----- Data provided

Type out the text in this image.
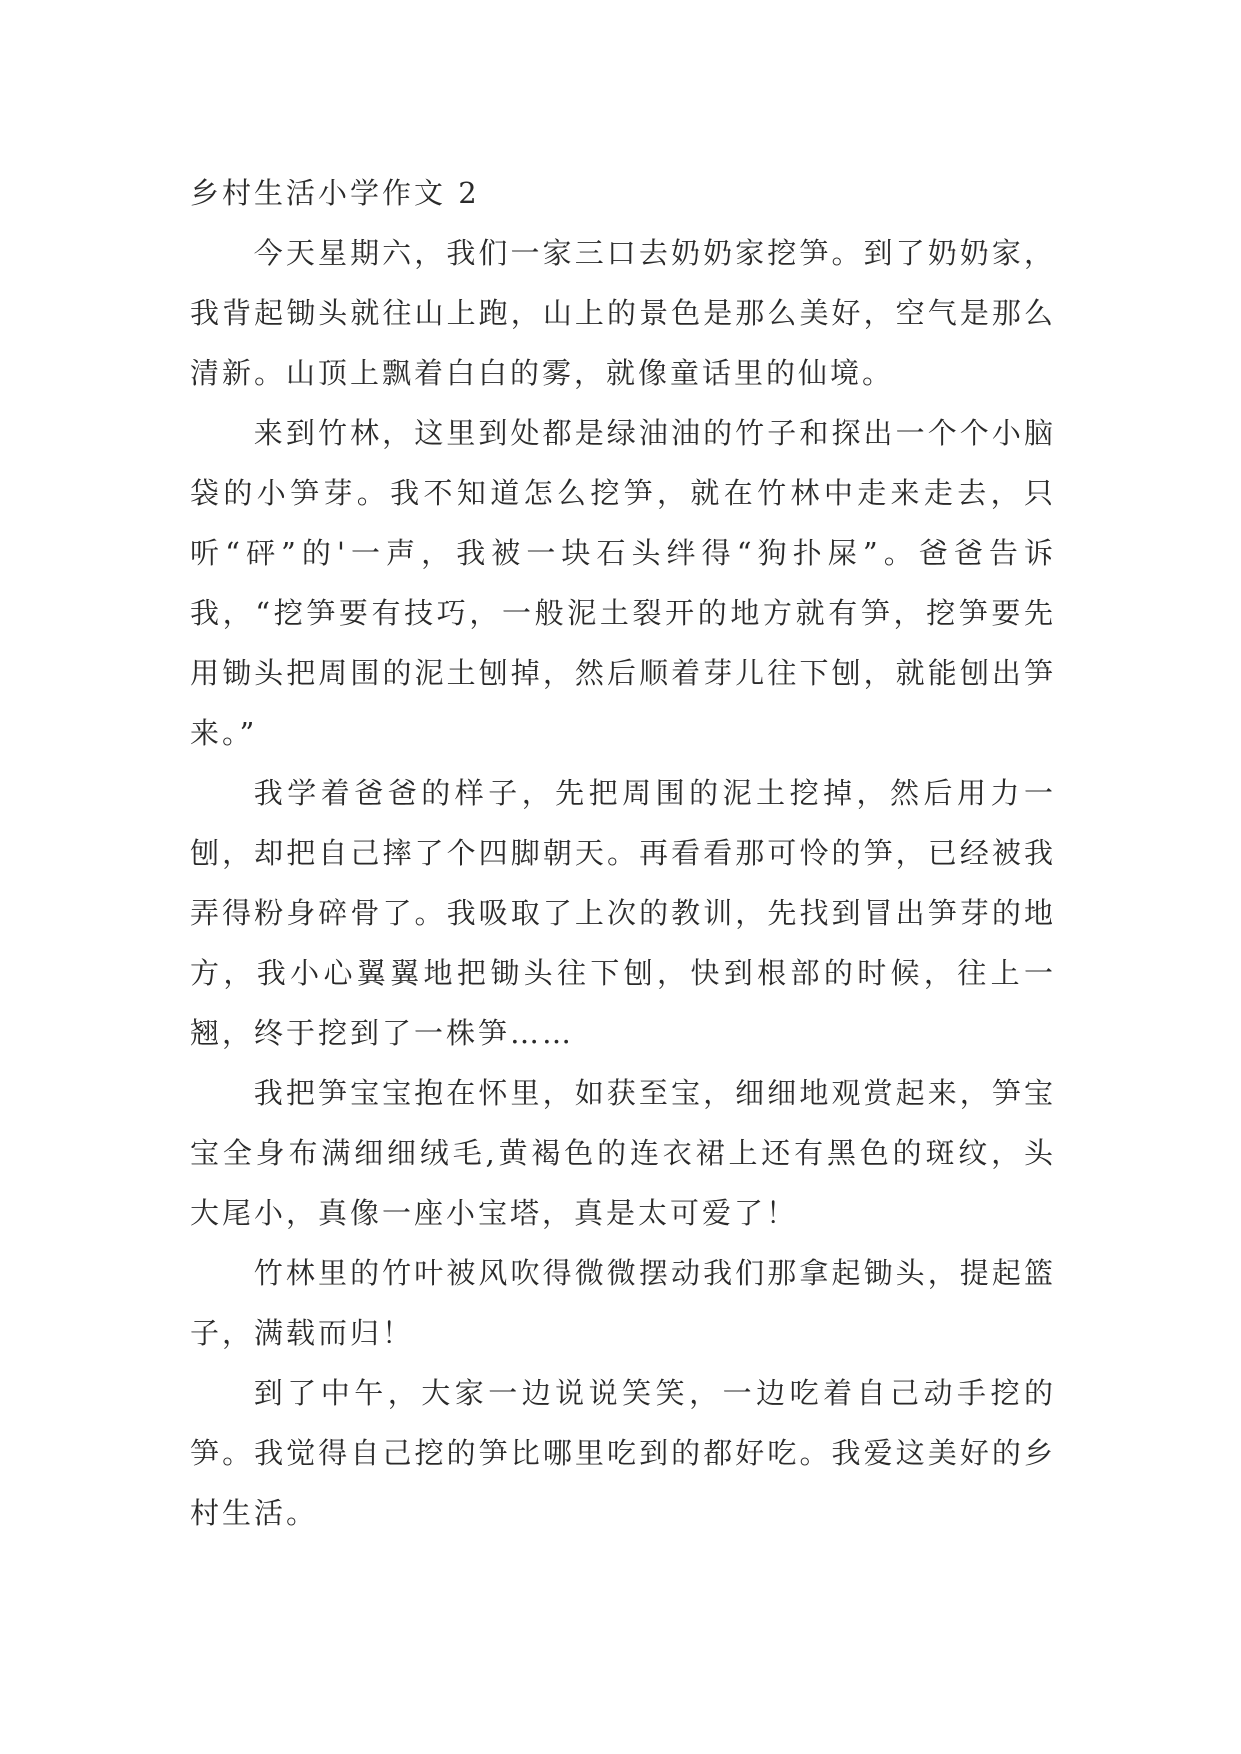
乡村生活小学作文 2

今天星期六，我们一家三口去奶奶家挖笋。到了奶奶家，我背起锄头就往山上跑，山上的景色是那么美好，空气是那么清新。山顶上飘着白白的雾，就像童话里的仙境。

来到竹林，这里到处都是绿油油的竹子和探出一个个小脑袋的小笋芽。我不知道怎么挖笋，就在竹林中走来走去，只听“砰”的'一声，我被一块石头绊得“狗扑屎”。爸爸告诉我，“挖笋要有技巧，一般泥土裂开的地方就有笋，挖笋要先用锄头把周围的泥土刨掉，然后顺着芽儿往下刨，就能刨出笋来。”

我学着爸爸的样子，先把周围的泥土挖掉，然后用力一刨，却把自己摔了个四脚朝天。再看看那可怜的笋，已经被我弄得粉身碎骨了。我吸取了上次的教训，先找到冒出笋芽的地方，我小心翼翼地把锄头往下刨，快到根部的时候，往上一翘，终于挖到了一株笋……

我把笋宝宝抱在怀里，如获至宝，细细地观赏起来，笋宝宝全身布满细细绒毛,黄褐色的连衣裙上还有黑色的斑纹，头大尾小，真像一座小宝塔，真是太可爱了！

竹林里的竹叶被风吹得微微摆动我们那拿起锄头，提起篮子，满载而归！

到了中午，大家一边说说笑笑，一边吃着自己动手挖的笋。我觉得自己挖的笋比哪里吃到的都好吃。我爱这美好的乡村生活。
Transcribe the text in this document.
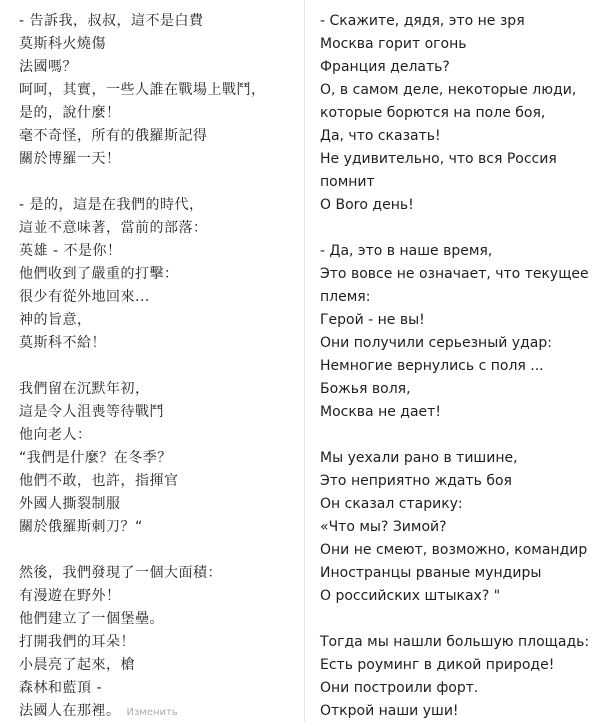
- 告訴我，叔叔，這不是白費
莫斯科火燒傷
法國嗎？
呵呵，其實，一些人誰在戰場上戰鬥，
是的，說什麼！
毫不奇怪，所有的俄羅斯記得
關於博羅一天！
- 是的，這是在我們的時代，
這並不意味著，當前的部落：
英雄 - 不是你！
他們收到了嚴重的打擊：
很少有從外地回來...
神的旨意，
莫斯科不給！
我們留在沉默年初，
這是令人沮喪等待戰鬥
他向老人：
“我們是什麼？在冬季？
他們不敢，也許，指揮官
外國人撕裂制服
關於俄羅斯刺刀？“
然後，我們發現了一個大面積：
有漫遊在野外！
他們建立了一個堡壘。
打開我們的耳朵！
小晨亮了起來，槍
森林和藍頂 -
法國人在那裡。 Изменить
- Скажите, дядя, это не зря
Москва горит огонь
Франция делать?
О, в самом деле, некоторые люди,
которые борются на поле боя,
Да, что сказать!
Не удивительно, что вся Россия
помнит
О Воrо день!
- Да, это в наше время,
Это вовсе не означает, что текущее
племя:
Герой - не вы!
Они получили серьезный удар:
Немногие вернулись с поля ...
Божья воля,
Москва не дает!
Мы уехали рано в тишине,
Это неприятно ждать боя
Он сказал старику:
«Что мы? Зимой?
Они не смеют, возможно, командир
Иностранцы рваные мундиры
О российских штыках? "
Тогда мы нашли большую площадь:
Есть роуминг в дикой природе!
Они построили форт.
Открой наши уши!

----------

Goal:
Retype all entries exactly as they appear, dropping the images.

Reply to the exercise:
Type out the text in this image.
乡村生活小学作文 2

今天星期六，我们一家三口去奶奶家挖笋。到了奶奶家，我背起锄头就往山上跑，山上的景色是那么美好，空气是那么清新。山顶上飘着白白的雾，就像童话里的仙境。

来到竹林，这里到处都是绿油油的竹子和探出一个个小脑袋的小笋芽。我不知道怎么挖笋，就在竹林中走来走去，只听“砰”的'一声，我被一块石头绊得“狗扑屎”。爸爸告诉我，“挖笋要有技巧，一般泥土裂开的地方就有笋，挖笋要先用锄头把周围的泥土刨掉，然后顺着芽儿往下刨，就能刨出笋来。”

我学着爸爸的样子，先把周围的泥土挖掉，然后用力一刨，却把自己摔了个四脚朝天。再看看那可怜的笋，已经被我弄得粉身碎骨了。我吸取了上次的教训，先找到冒出笋芽的地方，我小心翼翼地把锄头往下刨，快到根部的时候，往上一翘，终于挖到了一株笋……

我把笋宝宝抱在怀里，如获至宝，细细地观赏起来，笋宝宝全身布满细细绒毛,黄褐色的连衣裙上还有黑色的斑纹，头大尾小，真像一座小宝塔，真是太可爱了！

竹林里的竹叶被风吹得微微摆动我们那拿起锄头，提起篮子，满载而归！

到了中午，大家一边说说笑笑，一边吃着自己动手挖的笋。我觉得自己挖的笋比哪里吃到的都好吃。我爱这美好的乡村生活。
Transcribe the text in this document.
- 告訴我，叔叔，這不是白費
莫斯科火燒傷
法國嗎？
呵呵，其實，一些人誰在戰場上戰鬥，
是的，說什麼！
毫不奇怪，所有的俄羅斯記得
關於博羅一天！
- 是的，這是在我們的時代，
這並不意味著，當前的部落：
英雄 - 不是你！
他們收到了嚴重的打擊：
很少有從外地回來...
神的旨意，
莫斯科不給！
我們留在沉默年初，
這是令人沮喪等待戰鬥
他向老人：
“我們是什麼？在冬季？
他們不敢，也許，指揮官
外國人撕裂制服
關於俄羅斯刺刀？“
然後，我們發現了一個大面積：
有漫遊在野外！
他們建立了一個堡壘。
打開我們的耳朵！
小晨亮了起來，槍
森林和藍頂 -
法國人在那裡。 Изменить
- Скажите, дядя, это не зря
Москва горит огонь
Франция делать?
О, в самом деле, некоторые люди,
которые борются на поле боя,
Да, что сказать!
Не удивительно, что вся Россия
помнит
О Воrо день!
- Да, это в наше время,
Это вовсе не означает, что текущее
племя:
Герой - не вы!
Они получили серьезный удар:
Немногие вернулись с поля ...
Божья воля,
Москва не дает!
Мы уехали рано в тишине,
Это неприятно ждать боя
Он сказал старику:
«Что мы? Зимой?
Они не смеют, возможно, командир
Иностранцы рваные мундиры
О российских штыках? "
Тогда мы нашли большую площадь:
Есть роуминг в дикой природе!
Они построили форт.
Открой наши уши!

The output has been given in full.